■ Data records
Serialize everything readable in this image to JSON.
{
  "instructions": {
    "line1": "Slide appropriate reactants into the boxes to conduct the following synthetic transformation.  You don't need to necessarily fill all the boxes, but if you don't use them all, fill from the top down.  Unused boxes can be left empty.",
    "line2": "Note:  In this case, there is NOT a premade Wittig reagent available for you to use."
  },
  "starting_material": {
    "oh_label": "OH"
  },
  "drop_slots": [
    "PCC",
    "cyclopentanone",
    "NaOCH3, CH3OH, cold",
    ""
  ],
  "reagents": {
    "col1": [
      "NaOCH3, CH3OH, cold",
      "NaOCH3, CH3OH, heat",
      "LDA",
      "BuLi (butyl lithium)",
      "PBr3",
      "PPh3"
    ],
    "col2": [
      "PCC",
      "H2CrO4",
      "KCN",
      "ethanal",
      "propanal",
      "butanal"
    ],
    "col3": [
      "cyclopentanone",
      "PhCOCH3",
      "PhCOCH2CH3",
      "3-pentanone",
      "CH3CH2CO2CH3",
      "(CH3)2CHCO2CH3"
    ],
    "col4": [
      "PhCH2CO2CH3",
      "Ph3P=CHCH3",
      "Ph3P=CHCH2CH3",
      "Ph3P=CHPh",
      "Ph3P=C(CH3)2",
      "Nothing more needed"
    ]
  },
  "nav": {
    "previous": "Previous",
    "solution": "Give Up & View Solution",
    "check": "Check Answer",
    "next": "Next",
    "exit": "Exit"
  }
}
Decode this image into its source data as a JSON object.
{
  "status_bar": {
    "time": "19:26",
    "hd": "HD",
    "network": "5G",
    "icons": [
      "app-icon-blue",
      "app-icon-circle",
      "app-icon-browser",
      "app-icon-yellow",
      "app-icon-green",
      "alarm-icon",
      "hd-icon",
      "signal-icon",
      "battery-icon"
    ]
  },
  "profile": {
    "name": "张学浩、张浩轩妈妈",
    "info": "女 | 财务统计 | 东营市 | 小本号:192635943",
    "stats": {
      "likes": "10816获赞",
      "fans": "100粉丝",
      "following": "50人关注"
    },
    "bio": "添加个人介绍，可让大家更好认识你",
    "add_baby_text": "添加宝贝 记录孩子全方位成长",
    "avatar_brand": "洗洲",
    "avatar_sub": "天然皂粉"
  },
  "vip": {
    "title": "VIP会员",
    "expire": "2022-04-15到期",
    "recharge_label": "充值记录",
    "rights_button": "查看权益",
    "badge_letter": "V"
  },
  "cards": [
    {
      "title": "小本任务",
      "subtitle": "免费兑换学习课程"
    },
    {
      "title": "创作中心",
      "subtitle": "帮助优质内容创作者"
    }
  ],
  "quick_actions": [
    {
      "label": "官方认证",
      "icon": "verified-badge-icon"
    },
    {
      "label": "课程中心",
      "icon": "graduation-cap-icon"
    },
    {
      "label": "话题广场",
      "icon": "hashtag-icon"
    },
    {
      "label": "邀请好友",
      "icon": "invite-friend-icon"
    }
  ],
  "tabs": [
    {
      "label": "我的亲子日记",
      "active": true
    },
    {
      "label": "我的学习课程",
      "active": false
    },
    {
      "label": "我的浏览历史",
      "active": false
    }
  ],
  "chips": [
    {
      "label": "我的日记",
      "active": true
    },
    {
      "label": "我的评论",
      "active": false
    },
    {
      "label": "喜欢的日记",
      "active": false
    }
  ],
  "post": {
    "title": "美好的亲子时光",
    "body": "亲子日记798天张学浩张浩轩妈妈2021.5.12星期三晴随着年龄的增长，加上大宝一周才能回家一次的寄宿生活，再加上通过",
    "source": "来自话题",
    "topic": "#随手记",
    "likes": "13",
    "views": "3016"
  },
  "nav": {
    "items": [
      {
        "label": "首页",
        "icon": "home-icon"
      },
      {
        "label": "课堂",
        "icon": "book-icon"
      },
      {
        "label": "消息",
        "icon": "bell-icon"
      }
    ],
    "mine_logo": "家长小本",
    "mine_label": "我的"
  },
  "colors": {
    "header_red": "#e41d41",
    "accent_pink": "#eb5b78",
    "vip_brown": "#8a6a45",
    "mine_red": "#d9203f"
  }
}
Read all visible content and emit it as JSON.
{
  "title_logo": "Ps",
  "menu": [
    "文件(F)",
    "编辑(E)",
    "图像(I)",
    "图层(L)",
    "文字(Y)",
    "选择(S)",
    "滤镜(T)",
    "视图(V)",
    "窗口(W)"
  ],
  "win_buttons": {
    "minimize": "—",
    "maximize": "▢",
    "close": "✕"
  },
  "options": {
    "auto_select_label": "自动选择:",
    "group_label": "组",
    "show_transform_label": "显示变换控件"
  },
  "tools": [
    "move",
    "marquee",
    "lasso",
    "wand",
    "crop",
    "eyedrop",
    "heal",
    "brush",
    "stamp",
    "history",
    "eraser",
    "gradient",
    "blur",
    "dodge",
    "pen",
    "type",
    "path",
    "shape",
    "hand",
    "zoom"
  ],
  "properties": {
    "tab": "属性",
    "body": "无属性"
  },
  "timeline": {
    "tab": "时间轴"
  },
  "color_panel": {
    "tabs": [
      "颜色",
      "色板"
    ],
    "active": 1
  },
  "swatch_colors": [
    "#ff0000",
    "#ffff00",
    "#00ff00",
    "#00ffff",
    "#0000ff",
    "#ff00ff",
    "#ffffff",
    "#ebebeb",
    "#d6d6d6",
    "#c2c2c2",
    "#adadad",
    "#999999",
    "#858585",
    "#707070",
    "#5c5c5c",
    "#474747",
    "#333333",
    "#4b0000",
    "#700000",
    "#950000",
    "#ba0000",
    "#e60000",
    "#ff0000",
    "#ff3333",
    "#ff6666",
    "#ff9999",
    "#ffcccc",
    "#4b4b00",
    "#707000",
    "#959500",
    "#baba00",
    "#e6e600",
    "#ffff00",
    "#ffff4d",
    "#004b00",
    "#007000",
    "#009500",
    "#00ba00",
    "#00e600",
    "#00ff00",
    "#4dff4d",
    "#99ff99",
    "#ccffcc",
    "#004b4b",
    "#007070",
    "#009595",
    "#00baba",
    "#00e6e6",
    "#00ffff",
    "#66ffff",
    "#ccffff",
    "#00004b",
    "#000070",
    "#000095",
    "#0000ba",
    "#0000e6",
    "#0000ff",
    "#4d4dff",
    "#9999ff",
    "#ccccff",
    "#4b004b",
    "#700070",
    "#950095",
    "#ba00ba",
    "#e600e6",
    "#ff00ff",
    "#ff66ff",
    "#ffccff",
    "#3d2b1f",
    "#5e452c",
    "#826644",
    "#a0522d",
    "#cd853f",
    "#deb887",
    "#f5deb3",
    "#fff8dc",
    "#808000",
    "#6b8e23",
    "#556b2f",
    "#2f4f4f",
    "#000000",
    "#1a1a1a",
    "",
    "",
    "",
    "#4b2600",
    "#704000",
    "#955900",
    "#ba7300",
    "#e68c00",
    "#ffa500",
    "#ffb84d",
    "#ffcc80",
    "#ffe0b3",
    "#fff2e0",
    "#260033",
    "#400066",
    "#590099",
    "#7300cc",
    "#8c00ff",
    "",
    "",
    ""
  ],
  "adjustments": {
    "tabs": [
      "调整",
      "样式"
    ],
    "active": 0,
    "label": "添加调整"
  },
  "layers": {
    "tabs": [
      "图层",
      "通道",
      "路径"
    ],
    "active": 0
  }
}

■ Instructions for the task
In full and verbatim, repeat the records given above.

■ Problem solution
Serialize everything readable in this image to JSON.
{
  "instructions": {
    "line1": "Slide appropriate reactants into the boxes to conduct the following synthetic transformation.  You don't need to necessarily fill all the boxes, but if you don't use them all, fill from the top down.  Unused boxes can be left empty.",
    "line2": "Note:  In this case, there is NOT a premade Wittig reagent available for you to use."
  },
  "starting_material": {
    "oh_label": "OH"
  },
  "drop_slots": [
    "PCC",
    "cyclopentanone",
    "NaOCH3, CH3OH, cold",
    ""
  ],
  "reagents": {
    "col1": [
      "NaOCH3, CH3OH, cold",
      "NaOCH3, CH3OH, heat",
      "LDA",
      "BuLi (butyl lithium)",
      "PBr3",
      "PPh3"
    ],
    "col2": [
      "PCC",
      "H2CrO4",
      "KCN",
      "ethanal",
      "propanal",
      "butanal"
    ],
    "col3": [
      "cyclopentanone",
      "PhCOCH3",
      "PhCOCH2CH3",
      "3-pentanone",
      "CH3CH2CO2CH3",
      "(CH3)2CHCO2CH3"
    ],
    "col4": [
      "PhCH2CO2CH3",
      "Ph3P=CHCH3",
      "Ph3P=CHCH2CH3",
      "Ph3P=CHPh",
      "Ph3P=C(CH3)2",
      "Nothing more needed"
    ]
  },
  "nav": {
    "previous": "Previous",
    "solution": "Give Up & View Solution",
    "check": "Check Answer",
    "next": "Next",
    "exit": "Exit"
  }
}
Decode this image into its source data as a JSON object.
{
  "status_bar": {
    "time": "19:26",
    "hd": "HD",
    "network": "5G",
    "icons": [
      "app-icon-blue",
      "app-icon-circle",
      "app-icon-browser",
      "app-icon-yellow",
      "app-icon-green",
      "alarm-icon",
      "hd-icon",
      "signal-icon",
      "battery-icon"
    ]
  },
  "profile": {
    "name": "张学浩、张浩轩妈妈",
    "info": "女 | 财务统计 | 东营市 | 小本号:192635943",
    "stats": {
      "likes": "10816获赞",
      "fans": "100粉丝",
      "following": "50人关注"
    },
    "bio": "添加个人介绍，可让大家更好认识你",
    "add_baby_text": "添加宝贝 记录孩子全方位成长",
    "avatar_brand": "洗洲",
    "avatar_sub": "天然皂粉"
  },
  "vip": {
    "title": "VIP会员",
    "expire": "2022-04-15到期",
    "recharge_label": "充值记录",
    "rights_button": "查看权益",
    "badge_letter": "V"
  },
  "cards": [
    {
      "title": "小本任务",
      "subtitle": "免费兑换学习课程"
    },
    {
      "title": "创作中心",
      "subtitle": "帮助优质内容创作者"
    }
  ],
  "quick_actions": [
    {
      "label": "官方认证",
      "icon": "verified-badge-icon"
    },
    {
      "label": "课程中心",
      "icon": "graduation-cap-icon"
    },
    {
      "label": "话题广场",
      "icon": "hashtag-icon"
    },
    {
      "label": "邀请好友",
      "icon": "invite-friend-icon"
    }
  ],
  "tabs": [
    {
      "label": "我的亲子日记",
      "active": true
    },
    {
      "label": "我的学习课程",
      "active": false
    },
    {
      "label": "我的浏览历史",
      "active": false
    }
  ],
  "chips": [
    {
      "label": "我的日记",
      "active": true
    },
    {
      "label": "我的评论",
      "active": false
    },
    {
      "label": "喜欢的日记",
      "active": false
    }
  ],
  "post": {
    "title": "美好的亲子时光",
    "body": "亲子日记798天张学浩张浩轩妈妈2021.5.12星期三晴随着年龄的增长，加上大宝一周才能回家一次的寄宿生活，再加上通过",
    "source": "来自话题",
    "topic": "#随手记",
    "likes": "13",
    "views": "3016"
  },
  "nav": {
    "items": [
      {
        "label": "首页",
        "icon": "home-icon"
      },
      {
        "label": "课堂",
        "icon": "book-icon"
      },
      {
        "label": "消息",
        "icon": "bell-icon"
      }
    ],
    "mine_logo": "家长小本",
    "mine_label": "我的"
  },
  "colors": {
    "header_red": "#e41d41",
    "accent_pink": "#eb5b78",
    "vip_brown": "#8a6a45",
    "mine_red": "#d9203f"
  }
}
Read all visible content and emit it as JSON.
{
  "title_logo": "Ps",
  "menu": [
    "文件(F)",
    "编辑(E)",
    "图像(I)",
    "图层(L)",
    "文字(Y)",
    "选择(S)",
    "滤镜(T)",
    "视图(V)",
    "窗口(W)"
  ],
  "win_buttons": {
    "minimize": "—",
    "maximize": "▢",
    "close": "✕"
  },
  "options": {
    "auto_select_label": "自动选择:",
    "group_label": "组",
    "show_transform_label": "显示变换控件"
  },
  "tools": [
    "move",
    "marquee",
    "lasso",
    "wand",
    "crop",
    "eyedrop",
    "heal",
    "brush",
    "stamp",
    "history",
    "eraser",
    "gradient",
    "blur",
    "dodge",
    "pen",
    "type",
    "path",
    "shape",
    "hand",
    "zoom"
  ],
  "properties": {
    "tab": "属性",
    "body": "无属性"
  },
  "timeline": {
    "tab": "时间轴"
  },
  "color_panel": {
    "tabs": [
      "颜色",
      "色板"
    ],
    "active": 1
  },
  "swatch_colors": [
    "#ff0000",
    "#ffff00",
    "#00ff00",
    "#00ffff",
    "#0000ff",
    "#ff00ff",
    "#ffffff",
    "#ebebeb",
    "#d6d6d6",
    "#c2c2c2",
    "#adadad",
    "#999999",
    "#858585",
    "#707070",
    "#5c5c5c",
    "#474747",
    "#333333",
    "#4b0000",
    "#700000",
    "#950000",
    "#ba0000",
    "#e60000",
    "#ff0000",
    "#ff3333",
    "#ff6666",
    "#ff9999",
    "#ffcccc",
    "#4b4b00",
    "#707000",
    "#959500",
    "#baba00",
    "#e6e600",
    "#ffff00",
    "#ffff4d",
    "#004b00",
    "#007000",
    "#009500",
    "#00ba00",
    "#00e600",
    "#00ff00",
    "#4dff4d",
    "#99ff99",
    "#ccffcc",
    "#004b4b",
    "#007070",
    "#009595",
    "#00baba",
    "#00e6e6",
    "#00ffff",
    "#66ffff",
    "#ccffff",
    "#00004b",
    "#000070",
    "#000095",
    "#0000ba",
    "#0000e6",
    "#0000ff",
    "#4d4dff",
    "#9999ff",
    "#ccccff",
    "#4b004b",
    "#700070",
    "#950095",
    "#ba00ba",
    "#e600e6",
    "#ff00ff",
    "#ff66ff",
    "#ffccff",
    "#3d2b1f",
    "#5e452c",
    "#826644",
    "#a0522d",
    "#cd853f",
    "#deb887",
    "#f5deb3",
    "#fff8dc",
    "#808000",
    "#6b8e23",
    "#556b2f",
    "#2f4f4f",
    "#000000",
    "#1a1a1a",
    "",
    "",
    "",
    "#4b2600",
    "#704000",
    "#955900",
    "#ba7300",
    "#e68c00",
    "#ffa500",
    "#ffb84d",
    "#ffcc80",
    "#ffe0b3",
    "#fff2e0",
    "#260033",
    "#400066",
    "#590099",
    "#7300cc",
    "#8c00ff",
    "",
    "",
    ""
  ],
  "adjustments": {
    "tabs": [
      "调整",
      "样式"
    ],
    "active": 0,
    "label": "添加调整"
  },
  "layers": {
    "tabs": [
      "图层",
      "通道",
      "路径"
    ],
    "active": 0
  }
}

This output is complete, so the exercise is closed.